Свое пребывание за рубежом я заработал профессиональными качествами. Считался неплохим синхронным переводчиком. В свое время был анекдот насчет того, кто у нас ездит за границу. Ездят доры, лоры, жоры и суки. Доры - это дети ответственных работников, лоры - любовницы ответственных работников, жоры - жены ответственных работников. А я относился к категории "суки" - случайно уцелевшие квалифицированные исполнители.
- Как психологически вы сочетали службу в МИДе и поэтическую работу?
- Никак не сочетал. Еще в начале своей карьеры определил для себя линию поведения. Все очень просто: если я работаю в МИДе, то я - сотрудник МИДа. Если я работаю в ООН, то я - сотрудник ООН. Литература - это то, чем я занимаюсь в свободное время и не афиширую этого. На службе для всех я был переводчиком.
- Принято считать, что художник должен находиться в оппозиции к власти. Этот вопрос стоял перед вами?
- По темпераменту ни меня, ни Люду не тянуло на конфронтацию. Надо сказать, что и она, власть, не обращала на меня внимания. Не прижимала, но и не поощряла.
Мое вступление в Союз писателей растянулось на годы. Хотя среди рекомендаций была и рекомендация Тарковского, и моя вторая книжка - "Длина дыхания" (1980) - уже была издана. Все упиралось в один вопрос: "Где Русаков? Почему отсутствует?" - "Он работает за границей". - "Ну вот и пусть себе работает". У чиновников был достаточно убедительный резон: "Зачем Русакова принимать в союз, если есть старики, которым нужно членство, чтобы получать приличную пенсию?" Естественно, меня это задевало. И что же - считать, что власть меня таким образом преследовала?

ЗАДАНИЕ
Как называлась вторая книжка рассказчика, упомянутая в интервью выше?

Сохранённые записи набора данных
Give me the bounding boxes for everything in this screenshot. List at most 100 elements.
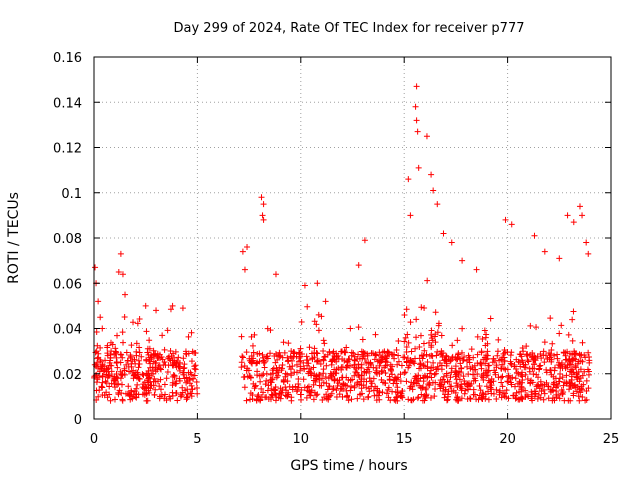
data-point [256, 350, 263, 357]
data-point [381, 364, 388, 371]
data-point [484, 372, 491, 379]
data-point [404, 331, 411, 338]
data-point [578, 351, 585, 358]
data-point [304, 303, 311, 310]
data-point [325, 394, 332, 401]
data-point [485, 367, 492, 374]
data-point [413, 83, 420, 90]
data-point [560, 382, 567, 389]
data-point [188, 329, 195, 336]
data-point [421, 347, 428, 354]
data-point [575, 393, 582, 400]
data-point [112, 345, 119, 352]
data-point [354, 369, 361, 376]
data-point [397, 371, 404, 378]
data-point [248, 359, 255, 366]
data-point [418, 391, 425, 398]
data-point [333, 394, 340, 401]
data-point [540, 396, 547, 403]
data-point [493, 362, 500, 369]
data-point [93, 379, 100, 386]
data-point [437, 385, 444, 392]
data-point [440, 373, 447, 380]
data-point [133, 348, 140, 355]
data-point [438, 332, 445, 339]
data-point [293, 388, 300, 395]
data-point [360, 396, 367, 403]
data-point [252, 382, 259, 389]
data-point [460, 373, 467, 380]
data-point [127, 352, 134, 359]
data-point [547, 386, 554, 393]
data-point [305, 360, 312, 367]
data-point [389, 363, 396, 370]
data-point [316, 371, 323, 378]
data-point [412, 103, 419, 110]
data-point [351, 357, 358, 364]
data-point [448, 239, 455, 246]
data-point [465, 352, 472, 359]
data-point [401, 369, 408, 376]
data-point [461, 380, 468, 387]
data-point [130, 367, 137, 374]
data-point [382, 370, 389, 377]
data-point [376, 362, 383, 369]
y-axis-label: ROTI / TECUs [6, 192, 22, 284]
data-point [531, 356, 538, 363]
data-point [146, 345, 153, 352]
data-point [533, 324, 540, 331]
data-point [134, 369, 141, 376]
data-point [192, 362, 199, 369]
data-point [297, 367, 304, 374]
data-point [279, 354, 286, 361]
data-point [569, 316, 576, 323]
data-point [267, 394, 274, 401]
data-point [342, 382, 349, 389]
data-point [310, 396, 317, 403]
data-point [558, 322, 565, 329]
data-point [418, 304, 425, 311]
data-point [568, 361, 575, 368]
data-point [253, 397, 260, 404]
data-point [480, 377, 487, 384]
data-point [254, 359, 261, 366]
data-point [399, 388, 406, 395]
data-point [254, 368, 261, 375]
data-point [267, 327, 274, 334]
data-point [258, 372, 265, 379]
data-point [111, 377, 118, 384]
data-point [494, 348, 501, 355]
data-point [326, 349, 333, 356]
data-point [583, 377, 590, 384]
data-point [470, 371, 477, 378]
data-point [467, 395, 474, 402]
data-point [319, 375, 326, 382]
data-point [578, 383, 585, 390]
data-point [470, 386, 477, 393]
data-point [405, 396, 412, 403]
data-point [564, 212, 571, 219]
data-point [452, 363, 459, 370]
data-point [513, 366, 520, 373]
data-point [113, 374, 120, 381]
data-point [566, 386, 573, 393]
data-point [491, 357, 498, 364]
data-point [441, 394, 448, 401]
x-tick-label: 15 [396, 432, 413, 447]
data-point [372, 351, 379, 358]
data-point [371, 356, 378, 363]
y-tick-labels: 0 0.02 0.04 0.06 0.08 0.1 0.12 0.14 0.16 [53, 51, 82, 428]
data-point [361, 376, 368, 383]
data-point [193, 379, 200, 386]
data-point [428, 344, 435, 351]
data-point [273, 374, 280, 381]
data-point [434, 363, 441, 370]
data-point [491, 367, 498, 374]
data-point [303, 353, 310, 360]
data-point [194, 390, 201, 397]
data-point [244, 373, 251, 380]
data-point [452, 368, 459, 375]
data-point [265, 382, 272, 389]
data-point [519, 359, 526, 366]
data-point [179, 389, 186, 396]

ОТВЕТ
«Длина дыхания», изданная в 1980 году.